Data entries:
■ ■ ■ ■ ■

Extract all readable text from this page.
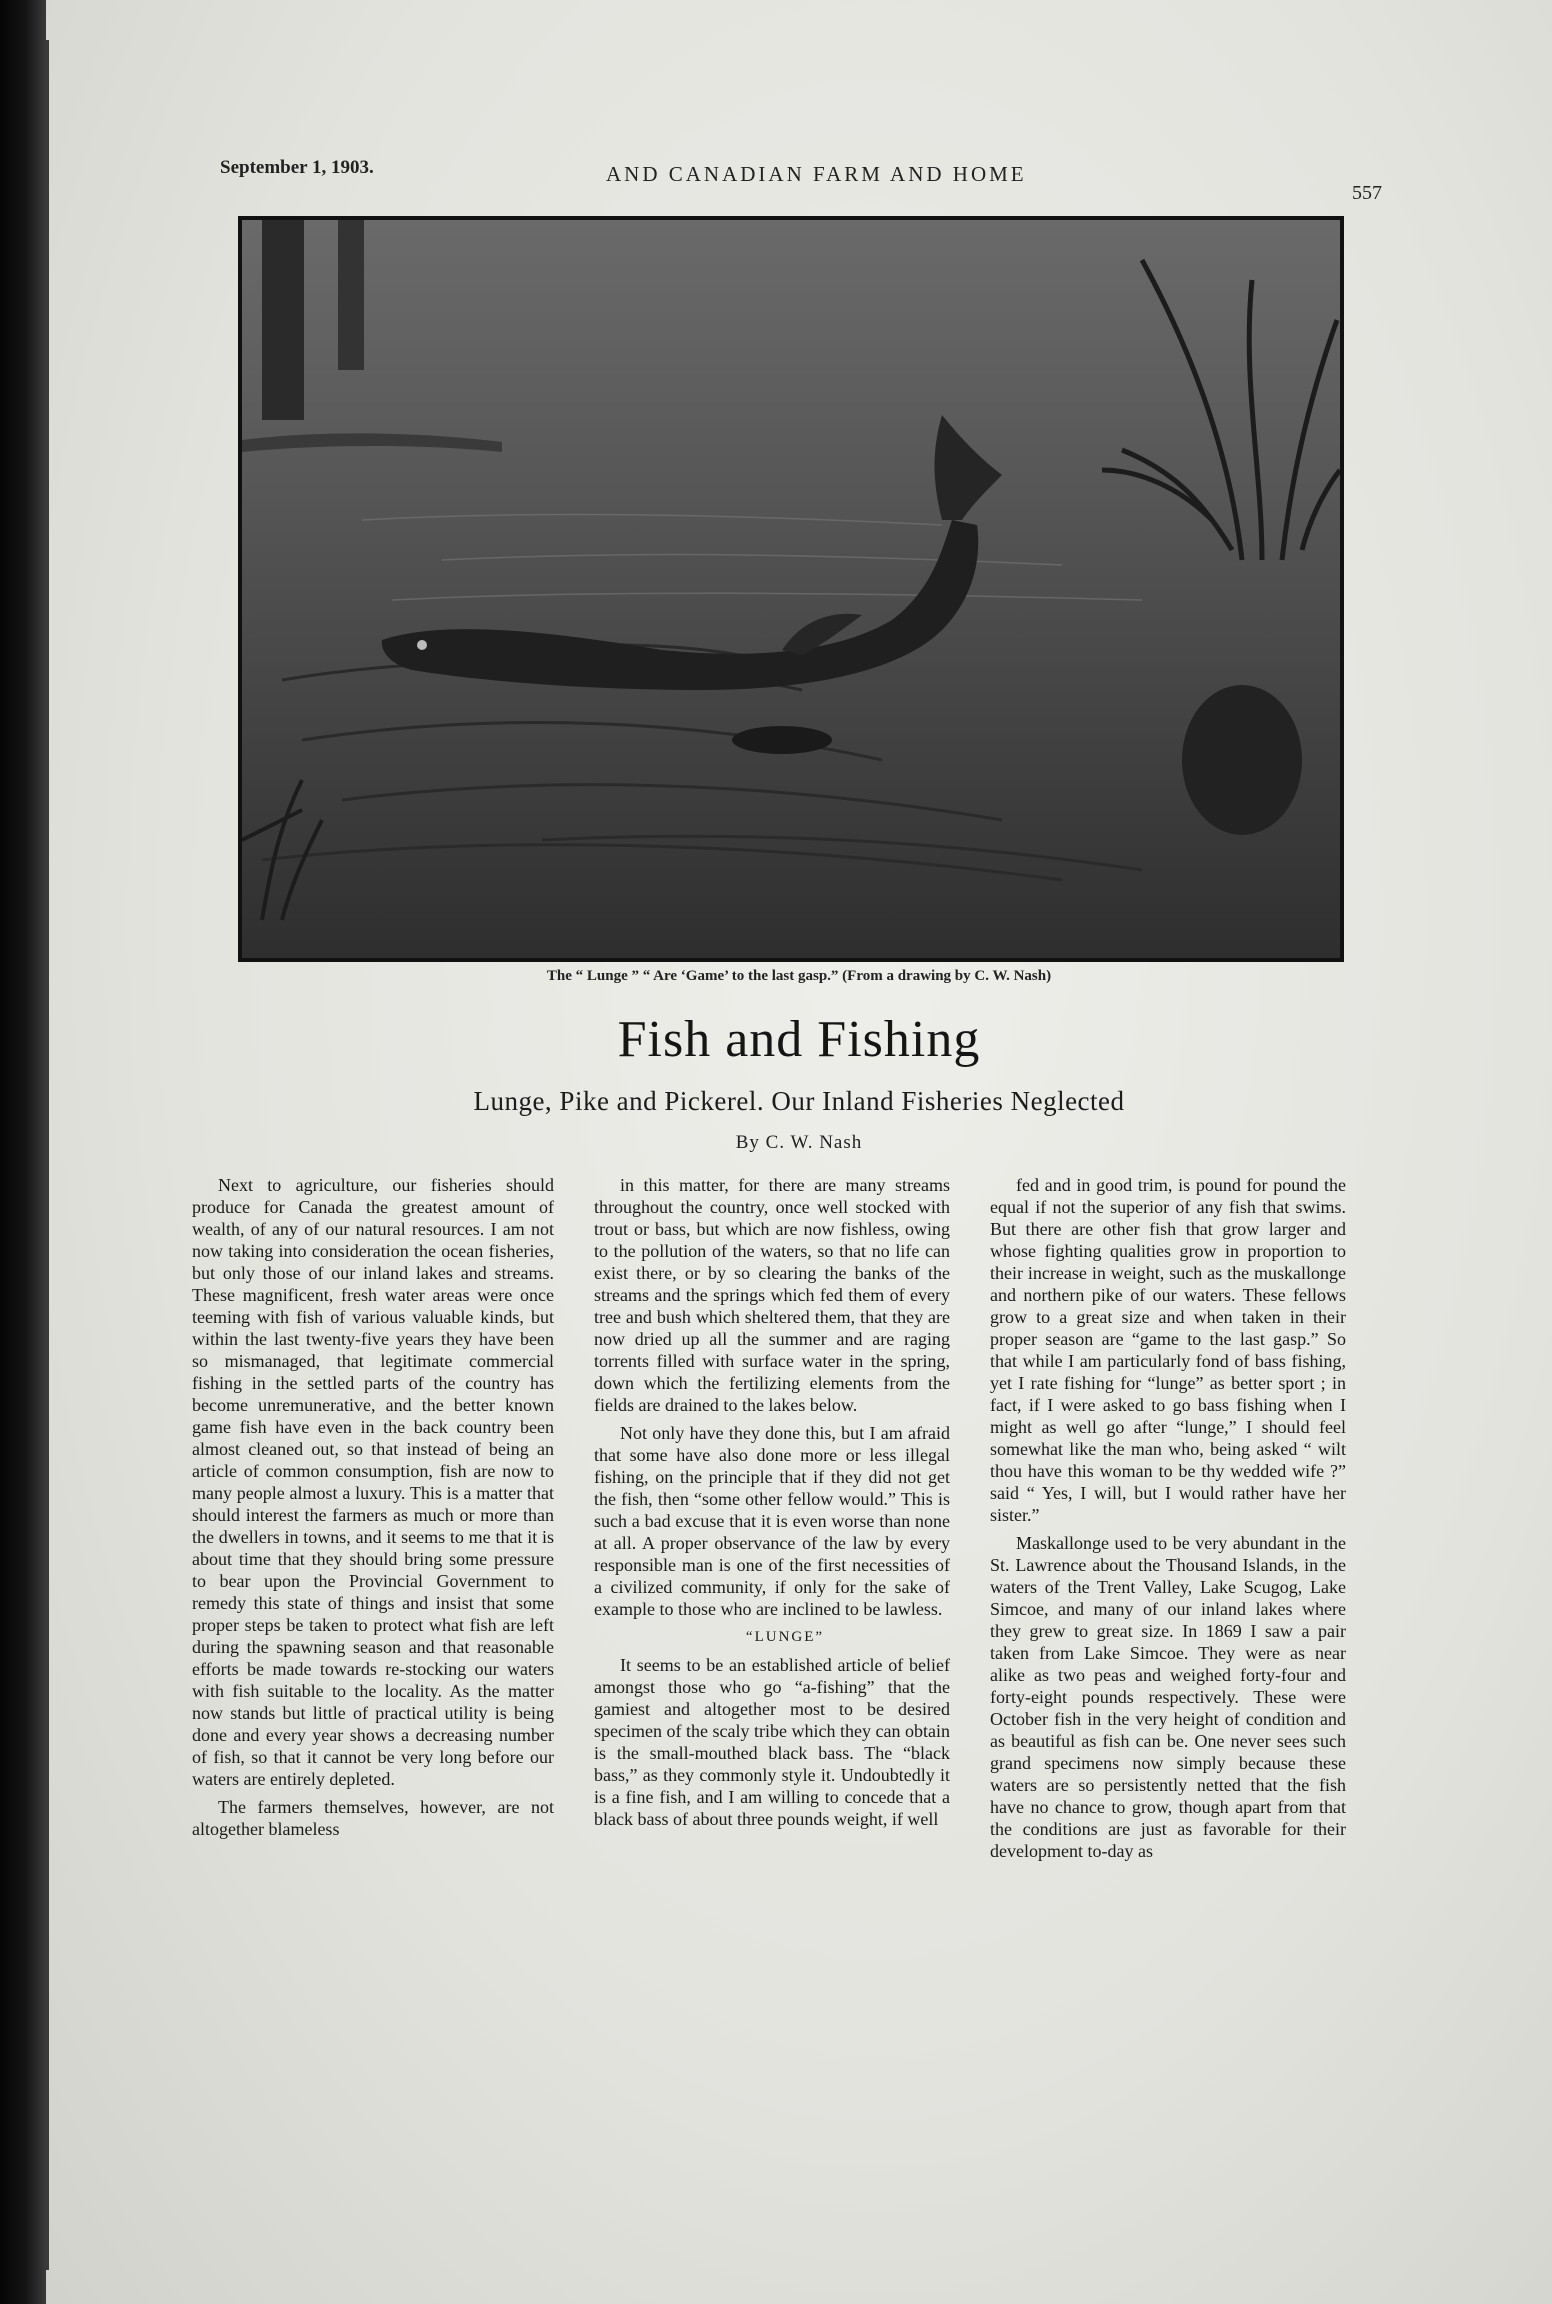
September 1, 1903.	AND CANADIAN FARM AND HOME
557
The “ Lunge ” “ Are ‘Game’ to the last gasp.” (From a drawing by C. W. Nash)
Fish and Fishing
Lunge, Pike and Pickerel. Our Inland Fisheries Neglected
By C. W. Nash

Next to agriculture, our fisheries should produce for Canada the greatest amount of wealth, of any of our natural resources. I am not now taking into consideration the ocean fisheries, but only those of our inland lakes and streams. These magnificent, fresh water areas were once teeming with fish of various valuable kinds, but within the last twenty-five years they have been so mismanaged, that legitimate commercial fishing in the settled parts of the country has become unremunerative, and the better known game fish have even in the back country been almost cleaned out, so that instead of being an article of common consumption, fish are now to many people almost a luxury. This is a matter that should interest the farmers as much or more than the dwellers in towns, and it seems to me that it is about time that they should bring some pressure to bear upon the Provincial Government to remedy this state of things and insist that some proper steps be taken to protect what fish are left during the spawning season and that reasonable efforts be made towards re-stocking our waters with fish suitable to the locality. As the matter now stands but little of practical utility is being done and every year shows a decreasing number of fish, so that it cannot be very long before our waters are entirely depleted.

The farmers themselves, however, are not altogether blameless

in this matter, for there are many streams throughout the country, once well stocked with trout or bass, but which are now fishless, owing to the pollution of the waters, so that no life can exist there, or by so clearing the banks of the streams and the springs which fed them of every tree and bush which sheltered them, that they are now dried up all the summer and are raging torrents filled with surface water in the spring, down which the fertilizing elements from the fields are drained to the lakes below.

Not only have they done this, but I am afraid that some have also done more or less illegal fishing, on the principle that if they did not get the fish, then “some other fellow would.” This is such a bad excuse that it is even worse than none at all. A proper observance of the law by every responsible man is one of the first necessities of a civilized community, if only for the sake of example to those who are inclined to be lawless.

“LUNGE”

It seems to be an established article of belief amongst those who go “a-fishing” that the gamiest and altogether most to be desired specimen of the scaly tribe which they can obtain is the small-mouthed black bass. The “black bass,” as they commonly style it. Undoubtedly it is a fine fish, and I am willing to concede that a black bass of about three pounds weight, if well

fed and in good trim, is pound for pound the equal if not the superior of any fish that swims. But there are other fish that grow larger and whose fighting qualities grow in proportion to their increase in weight, such as the muskallonge and northern pike of our waters. These fellows grow to a great size and when taken in their proper season are “game to the last gasp.” So that while I am particularly fond of bass fishing, yet I rate fishing for “lunge” as better sport ; in fact, if I were asked to go bass fishing when I might as well go after “lunge,” I should feel somewhat like the man who, being asked “ wilt thou have this woman to be thy wedded wife ?” said “ Yes, I will, but I would rather have her sister.”

Maskallonge used to be very abundant in the St. Lawrence about the Thousand Islands, in the waters of the Trent Valley, Lake Scugog, Lake Simcoe, and many of our inland lakes where they grew to great size. In 1869 I saw a pair taken from Lake Simcoe. They were as near alike as two peas and weighed forty-four and forty-eight pounds respectively. These were October fish in the very height of condition and as beautiful as fish can be. One never sees such grand specimens now simply because these waters are so persistently netted that the fish have no chance to grow, though apart from that the conditions are just as favorable for their development to-day as
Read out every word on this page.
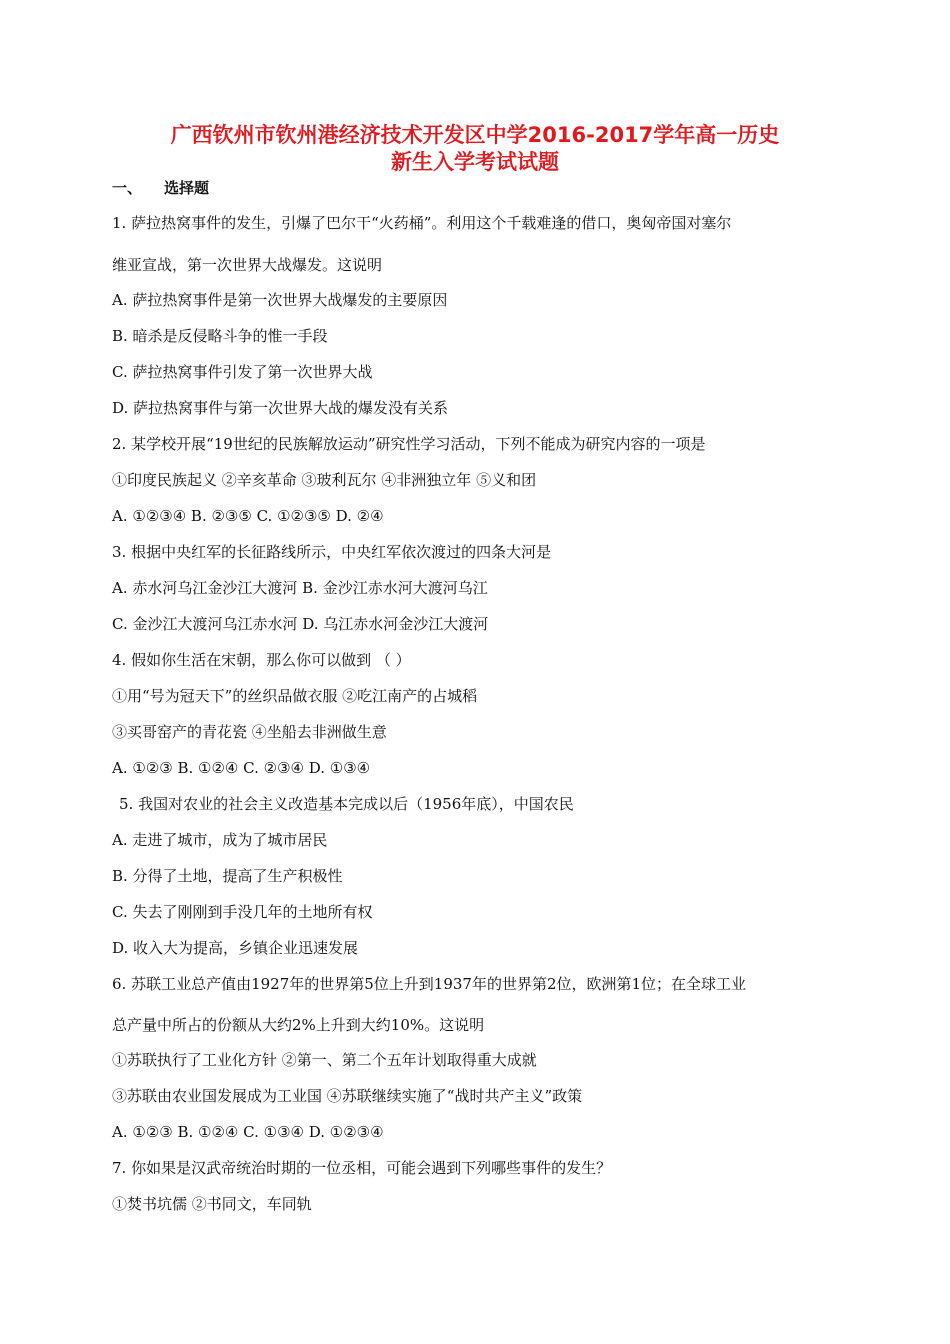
广西钦州市钦州港经济技术开发区中学2016-2017学年高一历史
新生入学考试试题
一、 选择题
1. 萨拉热窝事件的发生，引爆了巴尔干“火药桶”。利用这个千载难逢的借口，奥匈帝国对塞尔
维亚宣战，第一次世界大战爆发。这说明
A. 萨拉热窝事件是第一次世界大战爆发的主要原因
B. 暗杀是反侵略斗争的惟一手段
C. 萨拉热窝事件引发了第一次世界大战
D. 萨拉热窝事件与第一次世界大战的爆发没有关系
2. 某学校开展“19世纪的民族解放运动”研究性学习活动，下列不能成为研究内容的一项是
①印度民族起义 ②辛亥革命 ③玻利瓦尔 ④非洲独立年 ⑤义和团
A. ①②③④ B. ②③⑤ C. ①②③⑤ D. ②④
3. 根据中央红军的长征路线所示，中央红军依次渡过的四条大河是
A. 赤水河乌江金沙江大渡河 B. 金沙江赤水河大渡河乌江
C. 金沙江大渡河乌江赤水河 D. 乌江赤水河金沙江大渡河
4. 假如你生活在宋朝，那么你可以做到 （ ）
①用“号为冠天下”的丝织品做衣服 ②吃江南产的占城稻
③买哥窑产的青花瓷 ④坐船去非洲做生意
A. ①②③ B. ①②④ C. ②③④ D. ①③④
5. 我国对农业的社会主义改造基本完成以后（1956年底），中国农民
A. 走进了城市，成为了城市居民
B. 分得了土地，提高了生产积极性
C. 失去了刚刚到手没几年的土地所有权
D. 收入大为提高，乡镇企业迅速发展
6. 苏联工业总产值由1927年的世界第5位上升到1937年的世界第2位，欧洲第1位；在全球工业
总产量中所占的份额从大约2%上升到大约10%。这说明
①苏联执行了工业化方针 ②第一、第二个五年计划取得重大成就
③苏联由农业国发展成为工业国 ④苏联继续实施了“战时共产主义”政策
A. ①②③ B. ①②④ C. ①③④ D. ①②③④
7. 你如果是汉武帝统治时期的一位丞相，可能会遇到下列哪些事件的发生？
①焚书坑儒 ②书同文，车同轨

■ ■ ■ ■ ■

Brief: Go through the material above and print all of it exactly, except the pictures.

Task output:
Extract all readable text from this page.
September 1, 1903.	AND CANADIAN FARM AND HOME
557
The “ Lunge ” “ Are ‘Game’ to the last gasp.” (From a drawing by C. W. Nash)
Fish and Fishing
Lunge, Pike and Pickerel. Our Inland Fisheries Neglected
By C. W. Nash

Next to agriculture, our fisheries should produce for Canada the greatest amount of wealth, of any of our natural resources. I am not now taking into consideration the ocean fisheries, but only those of our inland lakes and streams. These magnificent, fresh water areas were once teeming with fish of various valuable kinds, but within the last twenty-five years they have been so mismanaged, that legitimate commercial fishing in the settled parts of the country has become unremunerative, and the better known game fish have even in the back country been almost cleaned out, so that instead of being an article of common consumption, fish are now to many people almost a luxury. This is a matter that should interest the farmers as much or more than the dwellers in towns, and it seems to me that it is about time that they should bring some pressure to bear upon the Provincial Government to remedy this state of things and insist that some proper steps be taken to protect what fish are left during the spawning season and that reasonable efforts be made towards re-stocking our waters with fish suitable to the locality. As the matter now stands but little of practical utility is being done and every year shows a decreasing number of fish, so that it cannot be very long before our waters are entirely depleted.

The farmers themselves, however, are not altogether blameless

in this matter, for there are many streams throughout the country, once well stocked with trout or bass, but which are now fishless, owing to the pollution of the waters, so that no life can exist there, or by so clearing the banks of the streams and the springs which fed them of every tree and bush which sheltered them, that they are now dried up all the summer and are raging torrents filled with surface water in the spring, down which the fertilizing elements from the fields are drained to the lakes below.

Not only have they done this, but I am afraid that some have also done more or less illegal fishing, on the principle that if they did not get the fish, then “some other fellow would.” This is such a bad excuse that it is even worse than none at all. A proper observance of the law by every responsible man is one of the first necessities of a civilized community, if only for the sake of example to those who are inclined to be lawless.

“LUNGE”

It seems to be an established article of belief amongst those who go “a-fishing” that the gamiest and altogether most to be desired specimen of the scaly tribe which they can obtain is the small-mouthed black bass. The “black bass,” as they commonly style it. Undoubtedly it is a fine fish, and I am willing to concede that a black bass of about three pounds weight, if well

fed and in good trim, is pound for pound the equal if not the superior of any fish that swims. But there are other fish that grow larger and whose fighting qualities grow in proportion to their increase in weight, such as the muskallonge and northern pike of our waters. These fellows grow to a great size and when taken in their proper season are “game to the last gasp.” So that while I am particularly fond of bass fishing, yet I rate fishing for “lunge” as better sport ; in fact, if I were asked to go bass fishing when I might as well go after “lunge,” I should feel somewhat like the man who, being asked “ wilt thou have this woman to be thy wedded wife ?” said “ Yes, I will, but I would rather have her sister.”

Maskallonge used to be very abundant in the St. Lawrence about the Thousand Islands, in the waters of the Trent Valley, Lake Scugog, Lake Simcoe, and many of our inland lakes where they grew to great size. In 1869 I saw a pair taken from Lake Simcoe. They were as near alike as two peas and weighed forty-four and forty-eight pounds respectively. These were October fish in the very height of condition and as beautiful as fish can be. One never sees such grand specimens now simply because these waters are so persistently netted that the fish have no chance to grow, though apart from that the conditions are just as favorable for their development to-day as
Read out every word on this page.
广西钦州市钦州港经济技术开发区中学2016-2017学年高一历史
新生入学考试试题
一、 选择题
1. 萨拉热窝事件的发生，引爆了巴尔干“火药桶”。利用这个千载难逢的借口，奥匈帝国对塞尔
维亚宣战，第一次世界大战爆发。这说明
A. 萨拉热窝事件是第一次世界大战爆发的主要原因
B. 暗杀是反侵略斗争的惟一手段
C. 萨拉热窝事件引发了第一次世界大战
D. 萨拉热窝事件与第一次世界大战的爆发没有关系
2. 某学校开展“19世纪的民族解放运动”研究性学习活动，下列不能成为研究内容的一项是
①印度民族起义 ②辛亥革命 ③玻利瓦尔 ④非洲独立年 ⑤义和团
A. ①②③④ B. ②③⑤ C. ①②③⑤ D. ②④
3. 根据中央红军的长征路线所示，中央红军依次渡过的四条大河是
A. 赤水河乌江金沙江大渡河 B. 金沙江赤水河大渡河乌江
C. 金沙江大渡河乌江赤水河 D. 乌江赤水河金沙江大渡河
4. 假如你生活在宋朝，那么你可以做到 （ ）
①用“号为冠天下”的丝织品做衣服 ②吃江南产的占城稻
③买哥窑产的青花瓷 ④坐船去非洲做生意
A. ①②③ B. ①②④ C. ②③④ D. ①③④
5. 我国对农业的社会主义改造基本完成以后（1956年底），中国农民
A. 走进了城市，成为了城市居民
B. 分得了土地，提高了生产积极性
C. 失去了刚刚到手没几年的土地所有权
D. 收入大为提高，乡镇企业迅速发展
6. 苏联工业总产值由1927年的世界第5位上升到1937年的世界第2位，欧洲第1位；在全球工业
总产量中所占的份额从大约2%上升到大约10%。这说明
①苏联执行了工业化方针 ②第一、第二个五年计划取得重大成就
③苏联由农业国发展成为工业国 ④苏联继续实施了“战时共产主义”政策
A. ①②③ B. ①②④ C. ①③④ D. ①②③④
7. 你如果是汉武帝统治时期的一位丞相，可能会遇到下列哪些事件的发生？
①焚书坑儒 ②书同文，车同轨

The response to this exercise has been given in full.